Can you pull out each line of the data below that includes the word "letter"?
----- Supplied information -----
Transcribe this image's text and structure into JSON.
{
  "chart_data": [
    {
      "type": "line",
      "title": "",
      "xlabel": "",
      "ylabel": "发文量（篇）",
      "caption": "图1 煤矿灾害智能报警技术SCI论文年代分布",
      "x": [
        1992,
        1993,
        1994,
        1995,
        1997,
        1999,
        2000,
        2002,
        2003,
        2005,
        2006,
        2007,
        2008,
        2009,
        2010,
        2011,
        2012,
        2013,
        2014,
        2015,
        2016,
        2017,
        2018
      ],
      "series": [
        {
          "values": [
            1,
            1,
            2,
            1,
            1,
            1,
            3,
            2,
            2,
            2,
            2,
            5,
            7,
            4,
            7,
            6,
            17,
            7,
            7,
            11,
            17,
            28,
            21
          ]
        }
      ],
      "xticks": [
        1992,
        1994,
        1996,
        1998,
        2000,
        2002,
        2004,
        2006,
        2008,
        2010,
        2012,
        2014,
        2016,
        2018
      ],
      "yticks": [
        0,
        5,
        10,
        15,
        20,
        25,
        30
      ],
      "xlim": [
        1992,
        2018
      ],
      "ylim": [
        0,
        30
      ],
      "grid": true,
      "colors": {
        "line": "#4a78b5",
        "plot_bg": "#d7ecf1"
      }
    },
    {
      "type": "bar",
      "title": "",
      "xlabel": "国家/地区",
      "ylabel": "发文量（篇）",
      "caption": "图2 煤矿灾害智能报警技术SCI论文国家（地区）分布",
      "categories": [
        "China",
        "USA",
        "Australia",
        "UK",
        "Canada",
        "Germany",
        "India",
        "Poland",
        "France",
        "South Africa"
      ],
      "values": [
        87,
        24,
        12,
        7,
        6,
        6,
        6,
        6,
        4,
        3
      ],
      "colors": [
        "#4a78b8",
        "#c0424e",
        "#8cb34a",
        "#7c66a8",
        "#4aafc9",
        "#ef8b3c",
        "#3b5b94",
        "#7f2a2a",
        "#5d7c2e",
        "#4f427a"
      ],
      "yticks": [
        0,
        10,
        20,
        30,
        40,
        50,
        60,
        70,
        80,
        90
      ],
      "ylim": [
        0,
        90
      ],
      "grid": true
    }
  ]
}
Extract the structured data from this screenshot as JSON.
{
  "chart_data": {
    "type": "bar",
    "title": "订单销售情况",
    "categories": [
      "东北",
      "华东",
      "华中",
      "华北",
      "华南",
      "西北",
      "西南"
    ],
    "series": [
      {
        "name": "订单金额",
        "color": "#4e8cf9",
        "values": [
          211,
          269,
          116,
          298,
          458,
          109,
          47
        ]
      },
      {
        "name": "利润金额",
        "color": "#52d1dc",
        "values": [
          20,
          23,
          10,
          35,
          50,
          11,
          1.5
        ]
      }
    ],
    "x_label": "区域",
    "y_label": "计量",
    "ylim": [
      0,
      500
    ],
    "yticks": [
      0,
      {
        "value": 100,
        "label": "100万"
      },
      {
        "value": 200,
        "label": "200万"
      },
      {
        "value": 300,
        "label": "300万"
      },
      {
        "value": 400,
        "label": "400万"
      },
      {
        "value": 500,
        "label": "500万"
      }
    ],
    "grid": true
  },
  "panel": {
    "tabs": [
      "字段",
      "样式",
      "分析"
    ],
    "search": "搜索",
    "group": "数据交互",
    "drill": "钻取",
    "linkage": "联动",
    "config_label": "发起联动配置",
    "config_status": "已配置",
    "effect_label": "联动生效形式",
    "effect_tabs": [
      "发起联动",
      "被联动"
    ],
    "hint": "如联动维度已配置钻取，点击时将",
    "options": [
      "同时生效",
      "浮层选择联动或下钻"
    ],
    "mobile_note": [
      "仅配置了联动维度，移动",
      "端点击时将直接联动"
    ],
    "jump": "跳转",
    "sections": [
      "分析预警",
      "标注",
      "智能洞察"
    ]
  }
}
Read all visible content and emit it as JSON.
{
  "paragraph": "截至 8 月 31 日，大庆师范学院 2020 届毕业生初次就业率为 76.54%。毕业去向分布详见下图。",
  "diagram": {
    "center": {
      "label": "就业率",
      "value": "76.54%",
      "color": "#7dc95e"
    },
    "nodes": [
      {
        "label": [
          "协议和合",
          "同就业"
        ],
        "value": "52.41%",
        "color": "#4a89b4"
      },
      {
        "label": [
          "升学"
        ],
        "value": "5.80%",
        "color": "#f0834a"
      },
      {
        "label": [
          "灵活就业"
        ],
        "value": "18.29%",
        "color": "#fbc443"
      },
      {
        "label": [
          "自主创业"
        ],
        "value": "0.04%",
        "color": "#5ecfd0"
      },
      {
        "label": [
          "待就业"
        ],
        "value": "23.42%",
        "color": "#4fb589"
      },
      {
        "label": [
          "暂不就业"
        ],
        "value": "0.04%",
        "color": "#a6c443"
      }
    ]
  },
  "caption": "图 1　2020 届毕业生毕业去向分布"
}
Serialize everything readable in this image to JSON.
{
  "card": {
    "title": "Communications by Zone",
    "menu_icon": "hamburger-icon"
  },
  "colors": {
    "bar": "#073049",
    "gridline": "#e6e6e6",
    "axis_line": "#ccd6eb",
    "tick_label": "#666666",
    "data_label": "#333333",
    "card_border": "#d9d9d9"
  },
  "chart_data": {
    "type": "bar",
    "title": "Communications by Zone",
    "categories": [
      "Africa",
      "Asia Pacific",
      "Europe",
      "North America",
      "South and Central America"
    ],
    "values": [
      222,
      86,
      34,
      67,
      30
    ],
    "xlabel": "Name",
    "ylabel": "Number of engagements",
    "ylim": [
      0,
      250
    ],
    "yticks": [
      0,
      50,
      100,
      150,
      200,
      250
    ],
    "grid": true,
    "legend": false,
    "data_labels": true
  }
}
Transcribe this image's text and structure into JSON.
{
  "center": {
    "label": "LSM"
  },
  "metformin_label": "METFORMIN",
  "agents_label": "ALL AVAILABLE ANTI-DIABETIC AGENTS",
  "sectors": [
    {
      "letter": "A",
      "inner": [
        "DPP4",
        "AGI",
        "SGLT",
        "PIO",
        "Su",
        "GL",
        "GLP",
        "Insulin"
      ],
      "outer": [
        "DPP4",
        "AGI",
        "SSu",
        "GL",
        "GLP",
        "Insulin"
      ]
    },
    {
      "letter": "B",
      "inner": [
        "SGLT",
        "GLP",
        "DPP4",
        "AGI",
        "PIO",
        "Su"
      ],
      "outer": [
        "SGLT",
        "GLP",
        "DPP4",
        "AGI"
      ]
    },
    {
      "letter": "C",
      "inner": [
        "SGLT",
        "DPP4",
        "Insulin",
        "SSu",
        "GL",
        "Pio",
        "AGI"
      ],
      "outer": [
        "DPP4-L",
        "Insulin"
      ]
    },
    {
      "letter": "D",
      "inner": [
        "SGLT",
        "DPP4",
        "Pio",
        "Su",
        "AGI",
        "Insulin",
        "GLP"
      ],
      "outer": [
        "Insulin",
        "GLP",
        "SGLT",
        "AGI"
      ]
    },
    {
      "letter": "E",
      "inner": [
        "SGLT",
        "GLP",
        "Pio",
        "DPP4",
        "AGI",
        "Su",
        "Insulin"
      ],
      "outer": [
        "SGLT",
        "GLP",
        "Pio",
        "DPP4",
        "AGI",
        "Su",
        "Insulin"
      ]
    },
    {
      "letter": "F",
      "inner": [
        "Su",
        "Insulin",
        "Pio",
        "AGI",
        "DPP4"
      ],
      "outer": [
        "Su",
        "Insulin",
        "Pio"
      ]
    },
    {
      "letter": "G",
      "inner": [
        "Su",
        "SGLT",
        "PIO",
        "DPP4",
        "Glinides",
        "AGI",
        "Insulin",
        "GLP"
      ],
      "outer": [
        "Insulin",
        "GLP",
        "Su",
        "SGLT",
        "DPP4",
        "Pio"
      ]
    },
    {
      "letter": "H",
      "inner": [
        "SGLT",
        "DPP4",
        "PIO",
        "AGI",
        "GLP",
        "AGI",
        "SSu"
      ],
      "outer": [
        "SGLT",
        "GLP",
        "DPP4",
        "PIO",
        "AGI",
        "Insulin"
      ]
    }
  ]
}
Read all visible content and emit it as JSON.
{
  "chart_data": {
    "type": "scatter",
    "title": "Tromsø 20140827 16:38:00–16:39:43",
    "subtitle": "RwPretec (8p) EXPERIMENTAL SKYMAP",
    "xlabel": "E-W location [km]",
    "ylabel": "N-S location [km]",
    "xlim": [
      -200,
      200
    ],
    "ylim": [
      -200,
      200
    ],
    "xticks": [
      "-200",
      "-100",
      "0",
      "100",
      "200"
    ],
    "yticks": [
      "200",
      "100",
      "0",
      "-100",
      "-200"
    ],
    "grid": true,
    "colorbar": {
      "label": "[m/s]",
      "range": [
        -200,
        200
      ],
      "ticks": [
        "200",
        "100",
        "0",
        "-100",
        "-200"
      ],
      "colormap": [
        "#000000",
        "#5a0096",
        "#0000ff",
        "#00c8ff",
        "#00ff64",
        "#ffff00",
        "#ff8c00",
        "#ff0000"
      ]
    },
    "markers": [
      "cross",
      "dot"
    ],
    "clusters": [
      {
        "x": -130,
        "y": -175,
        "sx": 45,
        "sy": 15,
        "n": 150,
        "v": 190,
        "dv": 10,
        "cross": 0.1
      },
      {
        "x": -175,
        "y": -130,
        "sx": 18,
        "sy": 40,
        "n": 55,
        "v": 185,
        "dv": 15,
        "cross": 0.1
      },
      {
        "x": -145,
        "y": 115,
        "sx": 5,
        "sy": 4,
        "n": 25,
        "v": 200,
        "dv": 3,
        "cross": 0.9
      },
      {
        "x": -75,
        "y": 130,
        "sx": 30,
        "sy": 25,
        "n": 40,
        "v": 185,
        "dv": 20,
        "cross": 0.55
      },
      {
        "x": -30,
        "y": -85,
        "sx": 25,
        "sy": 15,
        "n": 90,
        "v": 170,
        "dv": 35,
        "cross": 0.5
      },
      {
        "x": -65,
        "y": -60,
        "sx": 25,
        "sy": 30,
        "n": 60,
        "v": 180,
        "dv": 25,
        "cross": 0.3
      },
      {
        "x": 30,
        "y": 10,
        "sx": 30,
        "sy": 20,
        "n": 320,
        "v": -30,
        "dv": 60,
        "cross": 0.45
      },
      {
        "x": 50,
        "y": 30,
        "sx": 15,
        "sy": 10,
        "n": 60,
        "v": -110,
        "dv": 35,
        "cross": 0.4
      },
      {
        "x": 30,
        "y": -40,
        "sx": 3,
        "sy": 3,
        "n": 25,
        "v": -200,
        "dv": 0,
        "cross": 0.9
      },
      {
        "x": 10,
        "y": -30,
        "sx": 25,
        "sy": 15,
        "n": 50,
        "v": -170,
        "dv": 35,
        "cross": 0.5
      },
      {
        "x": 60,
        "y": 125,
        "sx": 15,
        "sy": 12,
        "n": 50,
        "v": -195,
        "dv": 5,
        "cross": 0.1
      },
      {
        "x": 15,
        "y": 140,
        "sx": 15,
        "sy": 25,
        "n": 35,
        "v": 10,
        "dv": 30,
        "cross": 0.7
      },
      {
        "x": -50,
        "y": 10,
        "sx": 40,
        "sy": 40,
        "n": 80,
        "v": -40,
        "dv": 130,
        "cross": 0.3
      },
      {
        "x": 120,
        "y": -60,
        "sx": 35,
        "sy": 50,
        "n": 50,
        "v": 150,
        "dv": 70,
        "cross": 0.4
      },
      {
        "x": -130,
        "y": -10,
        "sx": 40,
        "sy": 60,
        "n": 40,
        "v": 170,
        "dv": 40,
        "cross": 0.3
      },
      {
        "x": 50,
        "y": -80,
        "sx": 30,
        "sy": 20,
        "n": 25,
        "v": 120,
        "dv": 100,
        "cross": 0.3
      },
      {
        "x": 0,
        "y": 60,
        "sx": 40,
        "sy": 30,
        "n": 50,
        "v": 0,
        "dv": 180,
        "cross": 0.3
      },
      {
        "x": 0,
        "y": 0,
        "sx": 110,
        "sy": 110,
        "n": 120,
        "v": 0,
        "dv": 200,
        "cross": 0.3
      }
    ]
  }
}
-----
Solution:
      "letter": "A",
      "letter": "B",
      "letter": "C",
      "letter": "D",
      "letter": "E",
      "letter": "F",
      "letter": "G",
      "letter": "H",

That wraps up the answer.